Problem: Reproduce the data verbatim, starting at its first line and ending at the line that contains "legend-item-label: 2HUMP_EI (45.2", with both of those lines included.

Start of Material

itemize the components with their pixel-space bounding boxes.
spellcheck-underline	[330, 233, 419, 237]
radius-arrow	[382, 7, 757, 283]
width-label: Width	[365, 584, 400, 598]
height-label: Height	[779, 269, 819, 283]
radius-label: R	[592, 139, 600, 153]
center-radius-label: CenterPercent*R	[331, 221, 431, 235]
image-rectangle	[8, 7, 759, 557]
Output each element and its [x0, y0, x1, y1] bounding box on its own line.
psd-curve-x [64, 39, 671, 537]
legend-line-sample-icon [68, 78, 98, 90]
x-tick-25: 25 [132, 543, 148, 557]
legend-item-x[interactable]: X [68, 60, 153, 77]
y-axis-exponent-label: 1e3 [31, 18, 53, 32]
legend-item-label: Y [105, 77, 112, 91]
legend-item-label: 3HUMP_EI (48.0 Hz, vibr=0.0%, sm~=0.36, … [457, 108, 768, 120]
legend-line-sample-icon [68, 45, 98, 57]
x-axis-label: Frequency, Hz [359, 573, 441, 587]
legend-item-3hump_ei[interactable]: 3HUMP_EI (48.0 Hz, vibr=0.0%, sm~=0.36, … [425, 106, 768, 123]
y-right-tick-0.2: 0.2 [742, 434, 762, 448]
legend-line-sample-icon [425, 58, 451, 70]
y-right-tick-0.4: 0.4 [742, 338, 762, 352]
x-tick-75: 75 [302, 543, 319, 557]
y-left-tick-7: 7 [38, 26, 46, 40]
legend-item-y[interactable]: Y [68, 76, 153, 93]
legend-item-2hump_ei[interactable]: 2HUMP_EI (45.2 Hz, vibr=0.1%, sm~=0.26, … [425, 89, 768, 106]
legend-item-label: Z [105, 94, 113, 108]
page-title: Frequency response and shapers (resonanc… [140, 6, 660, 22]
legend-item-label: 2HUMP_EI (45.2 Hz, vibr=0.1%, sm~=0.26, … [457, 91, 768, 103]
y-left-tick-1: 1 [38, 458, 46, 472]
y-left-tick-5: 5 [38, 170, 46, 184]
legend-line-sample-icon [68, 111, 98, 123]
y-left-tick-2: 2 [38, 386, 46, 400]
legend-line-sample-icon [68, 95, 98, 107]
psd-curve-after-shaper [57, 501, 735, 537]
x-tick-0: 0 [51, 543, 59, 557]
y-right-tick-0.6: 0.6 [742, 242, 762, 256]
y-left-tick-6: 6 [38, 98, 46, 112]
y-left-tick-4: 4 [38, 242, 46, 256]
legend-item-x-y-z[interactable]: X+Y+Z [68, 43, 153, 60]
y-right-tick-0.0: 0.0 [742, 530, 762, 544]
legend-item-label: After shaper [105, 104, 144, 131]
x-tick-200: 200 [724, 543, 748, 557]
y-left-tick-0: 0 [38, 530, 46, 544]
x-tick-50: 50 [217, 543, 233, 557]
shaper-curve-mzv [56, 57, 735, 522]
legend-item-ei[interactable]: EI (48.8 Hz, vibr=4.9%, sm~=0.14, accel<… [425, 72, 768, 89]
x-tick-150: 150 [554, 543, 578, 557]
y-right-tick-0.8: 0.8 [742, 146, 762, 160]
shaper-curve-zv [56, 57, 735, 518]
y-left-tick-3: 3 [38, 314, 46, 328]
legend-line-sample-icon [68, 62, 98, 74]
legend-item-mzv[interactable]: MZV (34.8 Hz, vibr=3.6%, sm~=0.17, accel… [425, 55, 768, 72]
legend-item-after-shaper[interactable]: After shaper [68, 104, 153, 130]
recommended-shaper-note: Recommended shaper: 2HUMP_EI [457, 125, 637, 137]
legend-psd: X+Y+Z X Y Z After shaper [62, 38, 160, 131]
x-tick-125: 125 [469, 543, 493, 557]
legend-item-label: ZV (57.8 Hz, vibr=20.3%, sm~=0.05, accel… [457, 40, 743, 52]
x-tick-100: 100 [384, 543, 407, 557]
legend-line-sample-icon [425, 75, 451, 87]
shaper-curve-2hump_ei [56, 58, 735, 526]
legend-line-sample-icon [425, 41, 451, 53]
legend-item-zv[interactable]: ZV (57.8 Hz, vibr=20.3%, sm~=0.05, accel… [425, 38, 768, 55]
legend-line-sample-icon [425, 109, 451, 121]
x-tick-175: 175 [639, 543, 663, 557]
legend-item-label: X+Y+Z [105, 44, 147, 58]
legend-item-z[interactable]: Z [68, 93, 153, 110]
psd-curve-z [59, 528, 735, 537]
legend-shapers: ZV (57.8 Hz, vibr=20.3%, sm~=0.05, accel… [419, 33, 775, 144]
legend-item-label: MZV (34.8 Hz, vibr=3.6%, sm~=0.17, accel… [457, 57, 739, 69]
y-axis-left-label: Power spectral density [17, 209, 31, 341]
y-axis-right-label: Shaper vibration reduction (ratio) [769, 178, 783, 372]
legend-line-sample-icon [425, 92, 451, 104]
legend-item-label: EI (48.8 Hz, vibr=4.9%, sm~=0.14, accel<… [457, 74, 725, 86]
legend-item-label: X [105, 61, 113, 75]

End of Material

Completed task:
itemize the components with their pixel-space bounding boxes.
spellcheck-underline	[330, 233, 419, 237]
radius-arrow	[382, 7, 757, 283]
width-label: Width	[365, 584, 400, 598]
height-label: Height	[779, 269, 819, 283]
radius-label: R	[592, 139, 600, 153]
center-radius-label: CenterPercent*R	[331, 221, 431, 235]
image-rectangle	[8, 7, 759, 557]
Output each element and its [x0, y0, x1, y1] bounding box on its own line.
psd-curve-x [64, 39, 671, 537]
legend-line-sample-icon [68, 78, 98, 90]
x-tick-25: 25 [132, 543, 148, 557]
legend-item-x[interactable]: X [68, 60, 153, 77]
y-axis-exponent-label: 1e3 [31, 18, 53, 32]
legend-item-label: Y [105, 77, 112, 91]
legend-item-label: 3HUMP_EI (48.0 Hz, vibr=0.0%, sm~=0.36, … [457, 108, 768, 120]
legend-line-sample-icon [68, 45, 98, 57]
x-axis-label: Frequency, Hz [359, 573, 441, 587]
legend-item-3hump_ei[interactable]: 3HUMP_EI (48.0 Hz, vibr=0.0%, sm~=0.36, … [425, 106, 768, 123]
y-right-tick-0.2: 0.2 [742, 434, 762, 448]
legend-line-sample-icon [425, 58, 451, 70]
y-right-tick-0.4: 0.4 [742, 338, 762, 352]
x-tick-75: 75 [302, 543, 319, 557]
y-left-tick-7: 7 [38, 26, 46, 40]
legend-item-y[interactable]: Y [68, 76, 153, 93]
legend-item-2hump_ei[interactable]: 2HUMP_EI (45.2 Hz, vibr=0.1%, sm~=0.26, … [425, 89, 768, 106]
legend-item-label: Z [105, 94, 113, 108]
page-title: Frequency response and shapers (resonanc… [140, 6, 660, 22]
legend-item-label: 2HUMP_EI (45.2 Hz, vibr=0.1%, sm~=0.26, … [457, 91, 768, 103]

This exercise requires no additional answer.